WHAT IS ASKED: Search the listing below for the string "this" and copy every line where it occurs.

Stored dataset items
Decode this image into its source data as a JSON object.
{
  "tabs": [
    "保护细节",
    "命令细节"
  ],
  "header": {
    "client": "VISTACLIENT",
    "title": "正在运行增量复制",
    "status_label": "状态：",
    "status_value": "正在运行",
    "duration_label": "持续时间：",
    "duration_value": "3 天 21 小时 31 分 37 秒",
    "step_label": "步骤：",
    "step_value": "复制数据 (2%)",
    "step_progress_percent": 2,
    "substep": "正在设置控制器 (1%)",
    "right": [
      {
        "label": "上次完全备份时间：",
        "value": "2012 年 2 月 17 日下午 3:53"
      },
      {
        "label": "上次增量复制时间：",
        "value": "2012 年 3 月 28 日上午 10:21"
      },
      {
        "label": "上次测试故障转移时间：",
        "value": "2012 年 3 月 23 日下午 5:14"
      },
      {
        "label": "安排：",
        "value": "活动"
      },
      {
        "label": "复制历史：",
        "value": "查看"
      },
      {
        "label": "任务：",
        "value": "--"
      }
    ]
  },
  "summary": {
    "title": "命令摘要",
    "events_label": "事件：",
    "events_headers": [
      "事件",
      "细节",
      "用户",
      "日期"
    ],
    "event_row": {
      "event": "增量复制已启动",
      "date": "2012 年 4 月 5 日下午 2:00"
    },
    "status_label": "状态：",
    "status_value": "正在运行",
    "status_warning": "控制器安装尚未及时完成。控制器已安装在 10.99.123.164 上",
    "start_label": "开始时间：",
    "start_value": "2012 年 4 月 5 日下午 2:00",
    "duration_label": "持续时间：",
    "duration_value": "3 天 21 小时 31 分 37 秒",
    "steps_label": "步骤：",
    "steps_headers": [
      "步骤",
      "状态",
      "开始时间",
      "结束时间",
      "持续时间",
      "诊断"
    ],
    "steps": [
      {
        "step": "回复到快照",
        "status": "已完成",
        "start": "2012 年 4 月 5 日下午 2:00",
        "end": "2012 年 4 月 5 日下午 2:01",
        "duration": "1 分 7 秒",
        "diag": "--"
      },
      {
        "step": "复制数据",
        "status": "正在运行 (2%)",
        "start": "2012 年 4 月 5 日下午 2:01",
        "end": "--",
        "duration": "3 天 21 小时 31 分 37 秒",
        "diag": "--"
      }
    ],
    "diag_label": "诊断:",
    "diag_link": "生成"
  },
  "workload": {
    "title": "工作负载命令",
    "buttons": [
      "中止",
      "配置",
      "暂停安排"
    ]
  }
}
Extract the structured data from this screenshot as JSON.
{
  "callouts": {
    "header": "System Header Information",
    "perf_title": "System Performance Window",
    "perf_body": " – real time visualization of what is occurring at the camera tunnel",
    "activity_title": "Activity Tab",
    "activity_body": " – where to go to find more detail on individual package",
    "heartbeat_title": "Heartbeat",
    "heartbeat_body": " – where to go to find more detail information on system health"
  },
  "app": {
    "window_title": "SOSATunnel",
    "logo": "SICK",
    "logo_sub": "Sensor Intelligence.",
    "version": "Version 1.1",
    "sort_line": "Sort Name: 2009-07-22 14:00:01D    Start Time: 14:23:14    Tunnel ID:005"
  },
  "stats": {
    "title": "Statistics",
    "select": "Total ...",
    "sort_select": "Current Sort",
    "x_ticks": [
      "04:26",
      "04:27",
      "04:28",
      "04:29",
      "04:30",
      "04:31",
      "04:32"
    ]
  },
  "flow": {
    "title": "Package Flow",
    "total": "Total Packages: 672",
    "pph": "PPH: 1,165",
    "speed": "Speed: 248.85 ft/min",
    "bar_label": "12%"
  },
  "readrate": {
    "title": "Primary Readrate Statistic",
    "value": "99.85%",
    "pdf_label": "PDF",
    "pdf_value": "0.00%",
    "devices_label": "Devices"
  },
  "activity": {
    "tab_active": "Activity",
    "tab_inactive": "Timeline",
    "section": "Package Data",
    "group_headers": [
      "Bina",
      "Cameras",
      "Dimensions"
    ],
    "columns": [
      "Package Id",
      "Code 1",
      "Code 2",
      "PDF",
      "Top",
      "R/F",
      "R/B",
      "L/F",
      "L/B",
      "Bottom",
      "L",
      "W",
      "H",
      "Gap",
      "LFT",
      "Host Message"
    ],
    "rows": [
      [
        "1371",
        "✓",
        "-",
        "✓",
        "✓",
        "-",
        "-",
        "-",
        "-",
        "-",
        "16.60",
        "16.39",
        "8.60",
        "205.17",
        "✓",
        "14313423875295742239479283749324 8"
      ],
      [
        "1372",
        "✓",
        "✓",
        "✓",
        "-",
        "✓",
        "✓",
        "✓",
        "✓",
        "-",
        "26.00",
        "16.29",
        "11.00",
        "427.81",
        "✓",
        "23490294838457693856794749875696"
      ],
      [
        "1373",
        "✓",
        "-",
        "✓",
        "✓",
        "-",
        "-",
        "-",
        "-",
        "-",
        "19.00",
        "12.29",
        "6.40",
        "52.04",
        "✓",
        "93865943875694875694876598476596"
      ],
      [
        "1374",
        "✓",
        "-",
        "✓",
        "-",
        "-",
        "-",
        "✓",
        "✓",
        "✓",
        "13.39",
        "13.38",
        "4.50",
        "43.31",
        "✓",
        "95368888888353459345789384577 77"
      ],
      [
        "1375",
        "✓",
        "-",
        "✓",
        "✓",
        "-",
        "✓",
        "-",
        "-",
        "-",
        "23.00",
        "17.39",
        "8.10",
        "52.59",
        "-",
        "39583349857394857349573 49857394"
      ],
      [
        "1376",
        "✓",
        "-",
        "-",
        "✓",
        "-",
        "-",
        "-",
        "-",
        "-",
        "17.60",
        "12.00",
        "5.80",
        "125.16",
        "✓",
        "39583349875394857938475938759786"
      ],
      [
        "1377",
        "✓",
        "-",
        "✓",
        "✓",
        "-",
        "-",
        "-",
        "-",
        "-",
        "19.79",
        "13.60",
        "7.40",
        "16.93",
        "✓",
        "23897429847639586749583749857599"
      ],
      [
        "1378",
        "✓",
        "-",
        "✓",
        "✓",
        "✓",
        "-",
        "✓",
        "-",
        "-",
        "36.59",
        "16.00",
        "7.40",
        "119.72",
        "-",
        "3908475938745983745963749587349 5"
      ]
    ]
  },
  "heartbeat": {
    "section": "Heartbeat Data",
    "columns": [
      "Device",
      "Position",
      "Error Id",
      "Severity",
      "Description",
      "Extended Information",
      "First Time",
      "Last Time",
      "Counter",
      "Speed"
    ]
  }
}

--

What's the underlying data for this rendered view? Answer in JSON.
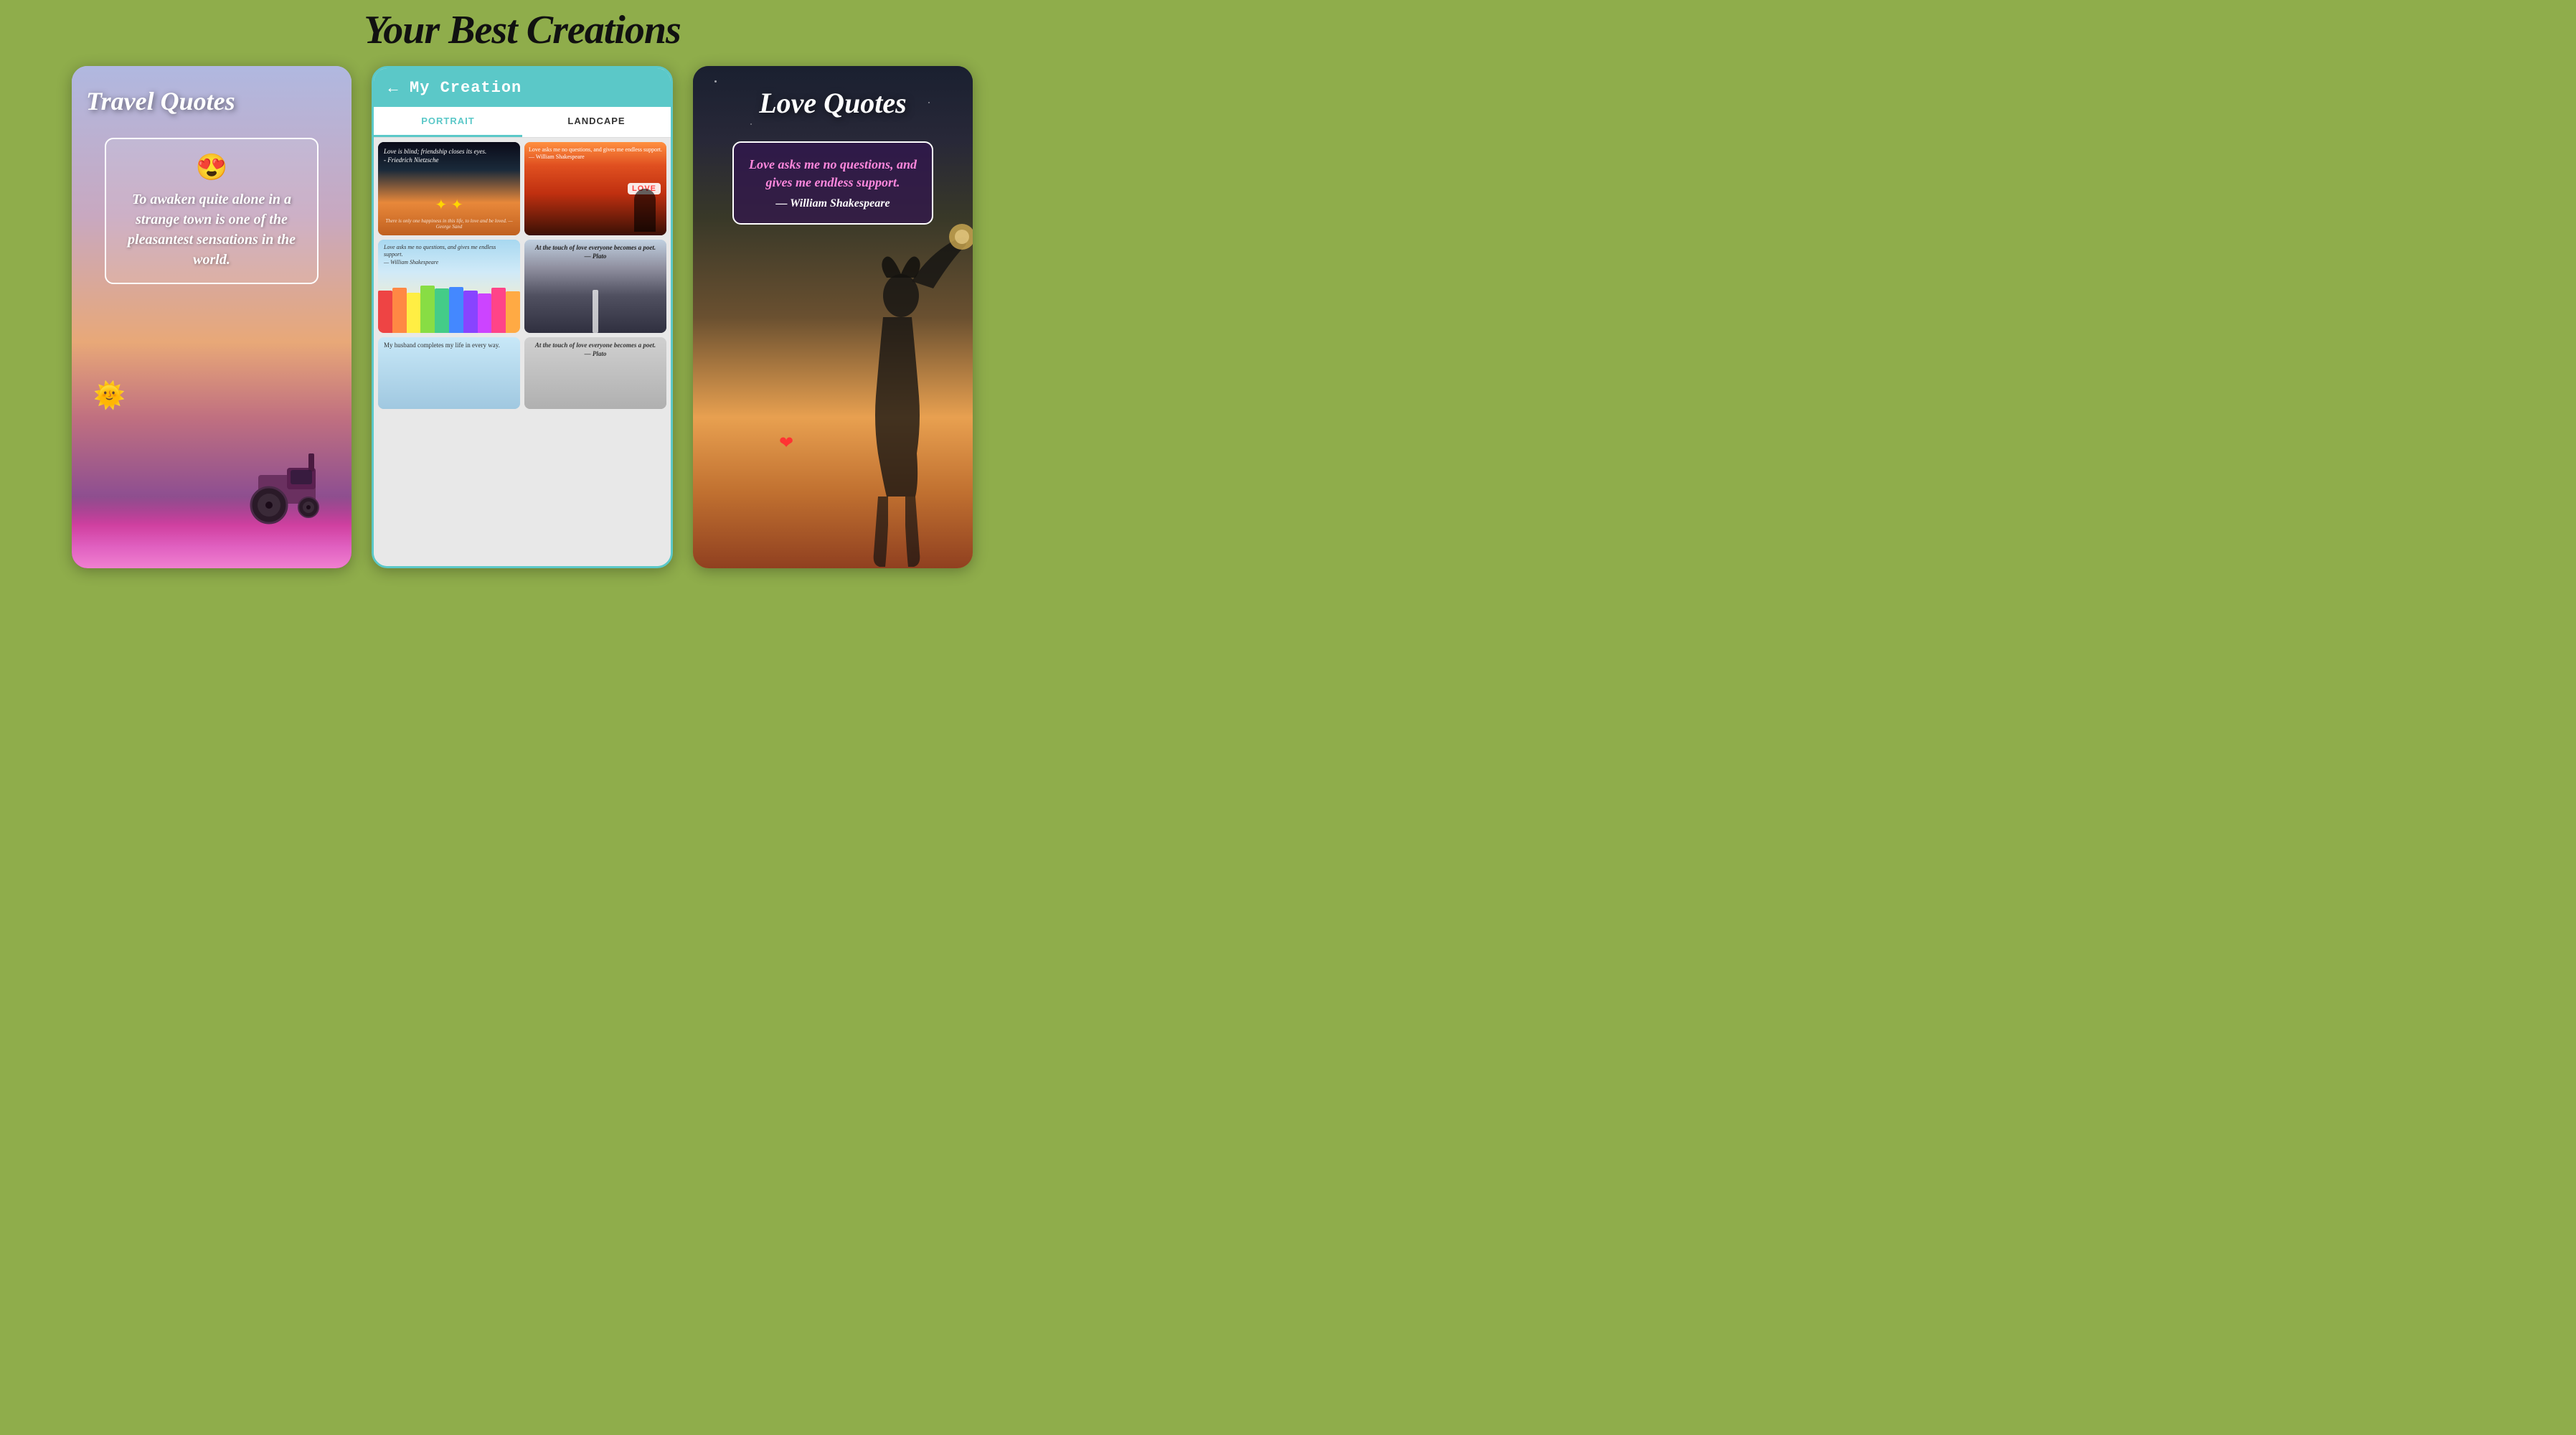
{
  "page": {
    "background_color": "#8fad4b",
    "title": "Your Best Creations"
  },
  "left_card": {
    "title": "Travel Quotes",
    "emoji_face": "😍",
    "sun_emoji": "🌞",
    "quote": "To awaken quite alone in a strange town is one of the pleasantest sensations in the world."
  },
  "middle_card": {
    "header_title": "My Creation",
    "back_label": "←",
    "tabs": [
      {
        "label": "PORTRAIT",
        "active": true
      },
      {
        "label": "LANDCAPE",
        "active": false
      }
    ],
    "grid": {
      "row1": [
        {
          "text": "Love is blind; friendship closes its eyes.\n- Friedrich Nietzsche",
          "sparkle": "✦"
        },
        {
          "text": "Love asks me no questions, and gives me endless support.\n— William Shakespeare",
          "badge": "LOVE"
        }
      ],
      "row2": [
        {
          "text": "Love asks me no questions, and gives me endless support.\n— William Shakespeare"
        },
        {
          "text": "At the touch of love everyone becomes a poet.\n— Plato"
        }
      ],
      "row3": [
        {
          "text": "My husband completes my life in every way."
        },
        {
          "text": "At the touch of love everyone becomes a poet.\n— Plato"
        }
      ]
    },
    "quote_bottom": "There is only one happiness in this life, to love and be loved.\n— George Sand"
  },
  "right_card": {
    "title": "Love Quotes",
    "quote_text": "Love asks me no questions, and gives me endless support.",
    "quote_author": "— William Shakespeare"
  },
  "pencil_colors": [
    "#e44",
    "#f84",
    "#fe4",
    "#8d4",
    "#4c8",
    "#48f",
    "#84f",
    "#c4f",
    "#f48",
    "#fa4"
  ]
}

CORRECT OUTPUT:
Decode this image into its source data as a JSON object.
Extract the structured data from this screenshot as JSON.
What's the underlying data for this rendered view? Answer in JSON.
    "quote_bottom": "There is only one happiness in this life, to love and be loved.\n— George Sand"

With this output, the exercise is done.